TEXT BLOCK: Begin

They’ll be joined by Kathryn Hahn as a new character who’s some kind of nosy neighbor, and at San Diego Comic-Con in July, Marvel Studios President Kevin Feige welcomed Teyonah Parris (Chiraq, Dear White People), who will play the grown-up Monica Rambeau in WandaVision — also more or less in the present day.
Of all the upcoming shows and movies taking place in Marvel Studios’ Phase Four and beyond, WandaVision is perhaps the most confusing on account of all these contradictions.
On Sunday, artist Andy Park also shared to Twitter a piece of WandaVision concept art he painted that shows the pair seated on a living room couch in an idyllic 1950s house. Looming behind them are the shadows of their comic book counterparts.
To recap: Official concept art has a retro 1950s vibe. Characters from the present day across at least three different Marvel Studios solo films will appear. All this without reminding fans that Vision is totally dead after Thanos plucked the Mind Stone from his head like it was a ripe piece of fruit. Based on what we know, the only possible explanation has to do with Wanda’s original powerset as we saw in Avengers: Age of Ultron mixed with the one that’s evolved over time: mental manipulation mixed with reality warping
By Avengers: Endgame, Wanda was able to best Thanos in one-on-one combat using the power of her red magic, but she spent most of Ultron causing the Avengers to see traumatic visions. As Wanda’s powers grow, it’s totally possible that she’s close to reaching power levels akin to the character from the comics, who could completely rewrite all of reality. Either that or she’s merely inducing a vision into her own mind, a magically-induced hallucination to help ease the pain of losing her beloved Vision.
Such a magical effect could potentially drag random people from the “real world” into the hallucination — or at least facsimiles of them. Consider how Rick and Morty once put two characters inside a simulation, and the computer created fake versions of familiar faces to help make the simulation seem more real. WandaVision could do something similar, but that doesn’t explain why it would be these seemingly random MCU characters.
Kevin Feige described WandaVision as half superhero epic and half retro sitcom. The idyllic nature of the setting reinforces the theory about this all being fake and/or some kind of vision. Even the title “WandaVision” conjures up a premise that the entire series is a “vision” that “Wanda” experiences rather than the more obvious (and bad) portmanteau about the characters “Wanda” and “Vision.” Something doesn’t add up here, and Wanda’s weird magic is the only explanation.
WandaVision will be released in spring 2021.

TEXT BLOCK: End
PROVIDED MATERIAL: Begin

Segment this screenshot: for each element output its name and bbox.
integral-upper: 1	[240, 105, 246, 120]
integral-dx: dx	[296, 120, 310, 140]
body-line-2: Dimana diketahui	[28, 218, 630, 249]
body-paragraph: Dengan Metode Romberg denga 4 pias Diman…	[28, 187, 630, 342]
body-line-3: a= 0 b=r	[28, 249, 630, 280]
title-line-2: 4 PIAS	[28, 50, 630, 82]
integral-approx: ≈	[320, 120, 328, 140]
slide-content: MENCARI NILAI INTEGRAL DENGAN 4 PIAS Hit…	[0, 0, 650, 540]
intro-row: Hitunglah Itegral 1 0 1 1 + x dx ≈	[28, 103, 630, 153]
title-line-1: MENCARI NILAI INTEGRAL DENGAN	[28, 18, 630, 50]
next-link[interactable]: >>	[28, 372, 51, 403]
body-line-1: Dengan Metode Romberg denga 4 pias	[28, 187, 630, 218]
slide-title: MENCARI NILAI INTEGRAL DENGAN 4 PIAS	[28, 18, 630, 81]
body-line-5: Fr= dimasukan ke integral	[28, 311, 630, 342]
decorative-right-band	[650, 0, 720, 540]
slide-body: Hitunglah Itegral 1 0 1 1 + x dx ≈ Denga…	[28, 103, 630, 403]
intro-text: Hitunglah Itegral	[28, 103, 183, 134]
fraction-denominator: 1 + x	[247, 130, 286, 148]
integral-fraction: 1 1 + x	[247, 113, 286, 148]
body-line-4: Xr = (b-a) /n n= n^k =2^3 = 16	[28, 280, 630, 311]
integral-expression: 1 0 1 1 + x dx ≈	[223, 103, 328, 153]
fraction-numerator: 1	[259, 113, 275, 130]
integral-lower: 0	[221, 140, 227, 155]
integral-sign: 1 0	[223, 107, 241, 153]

PROVIDED MATERIAL: End

● TASKS AND EXERCISES:
1. Answer these questions from the WandaVision passage:
(a) Who will play the grown-up Monica Rambeau?
(b) What does Andy Park's concept art show the pair doing, and in what setting?
(c) When will WandaVision be released?
2. Return, word for word, the part of the WandaVision passage that begins with the words "Of all the upcoming" and stops after "all these contradictions.".
3. Does each statement agree with the WandaVision passage? Answer yes or no, and quote the deciding words.
(a) Kevin Feige described WandaVision as half superhero epic and half retro sitcom.
(b) Kathryn Hahn will play the grown-up Monica Rambeau.
(c) The official concept art has a futuristic look.
These data are separate material, apart from the WandaVision passage.

● ANSWERS GIVEN:
1.
(a) Teyonah Parris.
(b) It shows them seated on a living room couch in an idyllic 1950s house.
(c) In spring 2021.

2.
Of all the upcoming shows and movies taking place in Marvel Studios’ Phase Four and beyond, WandaVision is perhaps the most confusing on account of all these contradictions.

3.
(a) Yes: "Kevin Feige described WandaVision as half superhero epic and half retro sitcom."
(b) No: "Teyonah Parris (Chiraq, Dear White People), who will play the grown-up Monica Rambeau"
(c) No: "Official concept art has a retro 1950s vibe."